---------- MATERIAL FOR THIS EXERCISE

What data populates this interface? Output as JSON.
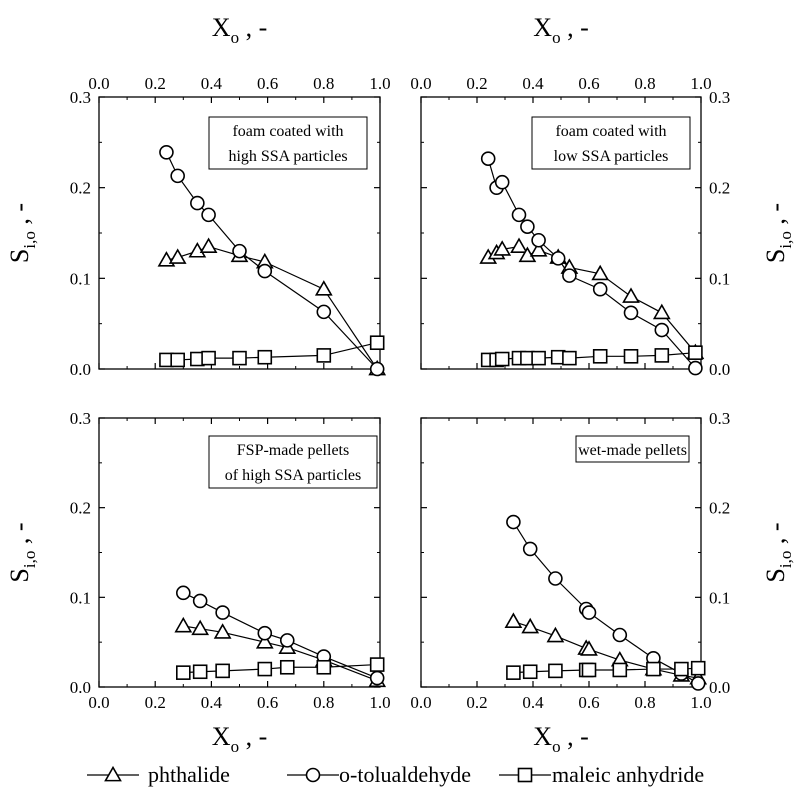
{
  "chart_data": [
    {
      "type": "line",
      "panel": "top-left",
      "annotation": [
        "foam coated with",
        "high SSA particles"
      ],
      "xlabel": "X",
      "xlabel_sub": "o",
      "xlabel_suffix": " , -",
      "ylabel": "S",
      "ylabel_sub": "i,o",
      "ylabel_suffix": " , -",
      "xlim": [
        0,
        1.0
      ],
      "ylim": [
        0,
        0.3
      ],
      "x_ticks": [
        "0.0",
        "0.2",
        "0.4",
        "0.6",
        "0.8",
        "1.0"
      ],
      "y_ticks": [
        "0.0",
        "0.1",
        "0.2",
        "0.3"
      ],
      "series": [
        {
          "name": "phthalide",
          "marker": "triangle",
          "x": [
            0.24,
            0.28,
            0.35,
            0.39,
            0.5,
            0.59,
            0.8,
            0.99
          ],
          "y": [
            0.12,
            0.123,
            0.13,
            0.135,
            0.125,
            0.118,
            0.088,
            0.0
          ]
        },
        {
          "name": "o-tolualdehyde",
          "marker": "circle",
          "x": [
            0.24,
            0.28,
            0.35,
            0.39,
            0.5,
            0.59,
            0.8,
            0.99
          ],
          "y": [
            0.239,
            0.213,
            0.183,
            0.17,
            0.13,
            0.108,
            0.063,
            0.0
          ]
        },
        {
          "name": "maleic anhydride",
          "marker": "square",
          "x": [
            0.24,
            0.28,
            0.35,
            0.39,
            0.5,
            0.59,
            0.8,
            0.99
          ],
          "y": [
            0.01,
            0.01,
            0.011,
            0.012,
            0.012,
            0.013,
            0.015,
            0.029
          ]
        }
      ]
    },
    {
      "type": "line",
      "panel": "top-right",
      "annotation": [
        "foam coated with",
        "low SSA particles"
      ],
      "xlabel": "X",
      "xlabel_sub": "o",
      "xlabel_suffix": " , -",
      "ylabel": "S",
      "ylabel_sub": "i,o",
      "ylabel_suffix": " , -",
      "xlim": [
        0,
        1.0
      ],
      "ylim": [
        0,
        0.3
      ],
      "x_ticks": [
        "0.0",
        "0.2",
        "0.4",
        "0.6",
        "0.8",
        "1.0"
      ],
      "y_ticks": [
        "0.0",
        "0.1",
        "0.2",
        "0.3"
      ],
      "series": [
        {
          "name": "phthalide",
          "marker": "triangle",
          "x": [
            0.24,
            0.27,
            0.29,
            0.35,
            0.38,
            0.42,
            0.49,
            0.53,
            0.64,
            0.75,
            0.86,
            0.98
          ],
          "y": [
            0.123,
            0.128,
            0.132,
            0.135,
            0.125,
            0.131,
            0.123,
            0.112,
            0.105,
            0.08,
            0.062,
            0.018
          ]
        },
        {
          "name": "o-tolualdehyde",
          "marker": "circle",
          "x": [
            0.24,
            0.27,
            0.29,
            0.35,
            0.38,
            0.42,
            0.49,
            0.53,
            0.64,
            0.75,
            0.86,
            0.98
          ],
          "y": [
            0.232,
            0.2,
            0.206,
            0.17,
            0.157,
            0.142,
            0.122,
            0.103,
            0.088,
            0.062,
            0.043,
            0.001
          ]
        },
        {
          "name": "maleic anhydride",
          "marker": "square",
          "x": [
            0.24,
            0.27,
            0.29,
            0.35,
            0.38,
            0.42,
            0.49,
            0.53,
            0.64,
            0.75,
            0.86,
            0.98
          ],
          "y": [
            0.01,
            0.01,
            0.011,
            0.012,
            0.012,
            0.012,
            0.013,
            0.012,
            0.014,
            0.014,
            0.015,
            0.018
          ]
        }
      ]
    },
    {
      "type": "line",
      "panel": "bottom-left",
      "annotation": [
        "FSP-made pellets",
        "of high SSA particles"
      ],
      "xlabel": "X",
      "xlabel_sub": "o",
      "xlabel_suffix": " , -",
      "ylabel": "S",
      "ylabel_sub": "i,o",
      "ylabel_suffix": " , -",
      "xlim": [
        0,
        1.0
      ],
      "ylim": [
        0,
        0.3
      ],
      "x_ticks": [
        "0.0",
        "0.2",
        "0.4",
        "0.6",
        "0.8",
        "1.0"
      ],
      "y_ticks": [
        "0.0",
        "0.1",
        "0.2",
        "0.3"
      ],
      "series": [
        {
          "name": "phthalide",
          "marker": "triangle",
          "x": [
            0.3,
            0.36,
            0.44,
            0.59,
            0.67,
            0.8,
            0.99
          ],
          "y": [
            0.068,
            0.065,
            0.061,
            0.05,
            0.044,
            0.03,
            0.007
          ]
        },
        {
          "name": "o-tolualdehyde",
          "marker": "circle",
          "x": [
            0.3,
            0.36,
            0.44,
            0.59,
            0.67,
            0.8,
            0.99
          ],
          "y": [
            0.105,
            0.096,
            0.083,
            0.06,
            0.052,
            0.034,
            0.01
          ]
        },
        {
          "name": "maleic anhydride",
          "marker": "square",
          "x": [
            0.3,
            0.36,
            0.44,
            0.59,
            0.67,
            0.8,
            0.99
          ],
          "y": [
            0.016,
            0.017,
            0.018,
            0.02,
            0.022,
            0.022,
            0.025
          ]
        }
      ]
    },
    {
      "type": "line",
      "panel": "bottom-right",
      "annotation": [
        "wet-made pellets"
      ],
      "xlabel": "X",
      "xlabel_sub": "o",
      "xlabel_suffix": " , -",
      "ylabel": "S",
      "ylabel_sub": "i,o",
      "ylabel_suffix": " , -",
      "xlim": [
        0,
        1.0
      ],
      "ylim": [
        0,
        0.3
      ],
      "x_ticks": [
        "0.0",
        "0.2",
        "0.4",
        "0.6",
        "0.8",
        "1.0"
      ],
      "y_ticks": [
        "0.0",
        "0.1",
        "0.2",
        "0.3"
      ],
      "series": [
        {
          "name": "phthalide",
          "marker": "triangle",
          "x": [
            0.33,
            0.39,
            0.48,
            0.59,
            0.6,
            0.71,
            0.83,
            0.93,
            0.99
          ],
          "y": [
            0.073,
            0.067,
            0.057,
            0.043,
            0.042,
            0.03,
            0.02,
            0.013,
            0.01
          ]
        },
        {
          "name": "o-tolualdehyde",
          "marker": "circle",
          "x": [
            0.33,
            0.39,
            0.48,
            0.59,
            0.6,
            0.71,
            0.83,
            0.93,
            0.99
          ],
          "y": [
            0.184,
            0.154,
            0.121,
            0.087,
            0.083,
            0.058,
            0.032,
            0.015,
            0.004
          ]
        },
        {
          "name": "maleic anhydride",
          "marker": "square",
          "x": [
            0.33,
            0.39,
            0.48,
            0.59,
            0.6,
            0.71,
            0.83,
            0.93,
            0.99
          ],
          "y": [
            0.016,
            0.017,
            0.018,
            0.019,
            0.019,
            0.019,
            0.02,
            0.02,
            0.021
          ]
        }
      ]
    }
  ],
  "legend": [
    {
      "name": "phthalide",
      "marker": "triangle"
    },
    {
      "name": "o-tolualdehyde",
      "marker": "circle"
    },
    {
      "name": "maleic anhydride",
      "marker": "square"
    }
  ],
  "colors": {
    "ink": "#000000",
    "background": "#ffffff"
  }
}
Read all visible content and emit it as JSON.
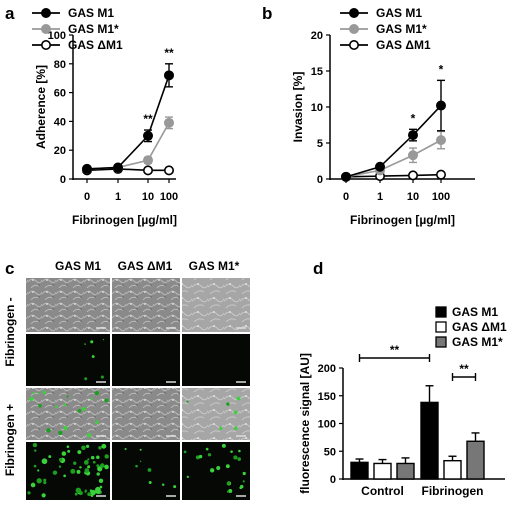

--------------------

## GOAL OF THE EXERCISE:
Every record gets retyped exactly; no picture goes into the copy.

## COMPLETE RESPONSE:
What data populates this interface? Output as JSON.
{
  "chart_data": [
    {
      "type": "line",
      "panel": "top-left",
      "annotation": [
        "foam coated with",
        "high SSA particles"
      ],
      "xlabel": "X",
      "xlabel_sub": "o",
      "xlabel_suffix": " , -",
      "ylabel": "S",
      "ylabel_sub": "i,o",
      "ylabel_suffix": " , -",
      "xlim": [
        0,
        1.0
      ],
      "ylim": [
        0,
        0.3
      ],
      "x_ticks": [
        "0.0",
        "0.2",
        "0.4",
        "0.6",
        "0.8",
        "1.0"
      ],
      "y_ticks": [
        "0.0",
        "0.1",
        "0.2",
        "0.3"
      ],
      "series": [
        {
          "name": "phthalide",
          "marker": "triangle",
          "x": [
            0.24,
            0.28,
            0.35,
            0.39,
            0.5,
            0.59,
            0.8,
            0.99
          ],
          "y": [
            0.12,
            0.123,
            0.13,
            0.135,
            0.125,
            0.118,
            0.088,
            0.0
          ]
        },
        {
          "name": "o-tolualdehyde",
          "marker": "circle",
          "x": [
            0.24,
            0.28,
            0.35,
            0.39,
            0.5,
            0.59,
            0.8,
            0.99
          ],
          "y": [
            0.239,
            0.213,
            0.183,
            0.17,
            0.13,
            0.108,
            0.063,
            0.0
          ]
        },
        {
          "name": "maleic anhydride",
          "marker": "square",
          "x": [
            0.24,
            0.28,
            0.35,
            0.39,
            0.5,
            0.59,
            0.8,
            0.99
          ],
          "y": [
            0.01,
            0.01,
            0.011,
            0.012,
            0.012,
            0.013,
            0.015,
            0.029
          ]
        }
      ]
    },
    {
      "type": "line",
      "panel": "top-right",
      "annotation": [
        "foam coated with",
        "low SSA particles"
      ],
      "xlabel": "X",
      "xlabel_sub": "o",
      "xlabel_suffix": " , -",
      "ylabel": "S",
      "ylabel_sub": "i,o",
      "ylabel_suffix": " , -",
      "xlim": [
        0,
        1.0
      ],
      "ylim": [
        0,
        0.3
      ],
      "x_ticks": [
        "0.0",
        "0.2",
        "0.4",
        "0.6",
        "0.8",
        "1.0"
      ],
      "y_ticks": [
        "0.0",
        "0.1",
        "0.2",
        "0.3"
      ],
      "series": [
        {
          "name": "phthalide",
          "marker": "triangle",
          "x": [
            0.24,
            0.27,
            0.29,
            0.35,
            0.38,
            0.42,
            0.49,
            0.53,
            0.64,
            0.75,
            0.86,
            0.98
          ],
          "y": [
            0.123,
            0.128,
            0.132,
            0.135,
            0.125,
            0.131,
            0.123,
            0.112,
            0.105,
            0.08,
            0.062,
            0.018
          ]
        },
        {
          "name": "o-tolualdehyde",
          "marker": "circle",
          "x": [
            0.24,
            0.27,
            0.29,
            0.35,
            0.38,
            0.42,
            0.49,
            0.53,
            0.64,
            0.75,
            0.86,
            0.98
          ],
          "y": [
            0.232,
            0.2,
            0.206,
            0.17,
            0.157,
            0.142,
            0.122,
            0.103,
            0.088,
            0.062,
            0.043,
            0.001
          ]
        },
        {
          "name": "maleic anhydride",
          "marker": "square",
          "x": [
            0.24,
            0.27,
            0.29,
            0.35,
            0.38,
            0.42,
            0.49,
            0.53,
            0.64,
            0.75,
            0.86,
            0.98
          ],
          "y": [
            0.01,
            0.01,
            0.011,
            0.012,
            0.012,
            0.012,
            0.013,
            0.012,
            0.014,
            0.014,
            0.015,
            0.018
          ]
        }
      ]
    },
    {
      "type": "line",
      "panel": "bottom-left",
      "annotation": [
        "FSP-made pellets",
        "of high SSA particles"
      ],
      "xlabel": "X",
      "xlabel_sub": "o",
      "xlabel_suffix": " , -",
      "ylabel": "S",
      "ylabel_sub": "i,o",
      "ylabel_suffix": " , -",
      "xlim": [
        0,
        1.0
      ],
      "ylim": [
        0,
        0.3
      ],
      "x_ticks": [
        "0.0",
        "0.2",
        "0.4",
        "0.6",
        "0.8",
        "1.0"
      ],
      "y_ticks": [
        "0.0",
        "0.1",
        "0.2",
        "0.3"
      ],
      "series": [
        {
          "name": "phthalide",
          "marker": "triangle",
          "x": [
            0.3,
            0.36,
            0.44,
            0.59,
            0.67,
            0.8,
            0.99
          ],
          "y": [
            0.068,
            0.065,
            0.061,
            0.05,
            0.044,
            0.03,
            0.007
          ]
        },
        {
          "name": "o-tolualdehyde",
          "marker": "circle",
          "x": [
            0.3,
            0.36,
            0.44,
            0.59,
            0.67,
            0.8,
            0.99
          ],
          "y": [
            0.105,
            0.096,
            0.083,
            0.06,
            0.052,
            0.034,
            0.01
          ]
        },
        {
          "name": "maleic anhydride",
          "marker": "square",
          "x": [
            0.3,
            0.36,
            0.44,
            0.59,
            0.67,
            0.8,
            0.99
          ],
          "y": [
            0.016,
            0.017,
            0.018,
            0.02,
            0.022,
            0.022,
            0.025
          ]
        }
      ]
    },
    {
      "type": "line",
      "panel": "bottom-right",
      "annotation": [
        "wet-made pellets"
      ],
      "xlabel": "X",
      "xlabel_sub": "o",
      "xlabel_suffix": " , -",
      "ylabel": "S",
      "ylabel_sub": "i,o",
      "ylabel_suffix": " , -",
      "xlim": [
        0,
        1.0
      ],
      "ylim": [
        0,
        0.3
      ],
      "x_ticks": [
        "0.0",
        "0.2",
        "0.4",
        "0.6",
        "0.8",
        "1.0"
      ],
      "y_ticks": [
        "0.0",
        "0.1",
        "0.2",
        "0.3"
      ],
      "series": [
        {
          "name": "phthalide",
          "marker": "triangle",
          "x": [
            0.33,
            0.39,
            0.48,
            0.59,
            0.6,
            0.71,
            0.83,
            0.93,
            0.99
          ],
          "y": [
            0.073,
            0.067,
            0.057,
            0.043,
            0.042,
            0.03,
            0.02,
            0.013,
            0.01
          ]
        },
        {
          "name": "o-tolualdehyde",
          "marker": "circle",
          "x": [
            0.33,
            0.39,
            0.48,
            0.59,
            0.6,
            0.71,
            0.83,
            0.93,
            0.99
          ],
          "y": [
            0.184,
            0.154,
            0.121,
            0.087,
            0.083,
            0.058,
            0.032,
            0.015,
            0.004
          ]
        },
        {
          "name": "maleic anhydride",
          "marker": "square",
          "x": [
            0.33,
            0.39,
            0.48,
            0.59,
            0.6,
            0.71,
            0.83,
            0.93,
            0.99
          ],
          "y": [
            0.016,
            0.017,
            0.018,
            0.019,
            0.019,
            0.019,
            0.02,
            0.02,
            0.021
          ]
        }
      ]
    }
  ],
  "legend": [
    {
      "name": "phthalide",
      "marker": "triangle"
    },
    {
      "name": "o-tolualdehyde",
      "marker": "circle"
    },
    {
      "name": "maleic anhydride",
      "marker": "square"
    }
  ],
  "colors": {
    "ink": "#000000",
    "background": "#ffffff"
  }
}
Read all visible content and emit it as JSON.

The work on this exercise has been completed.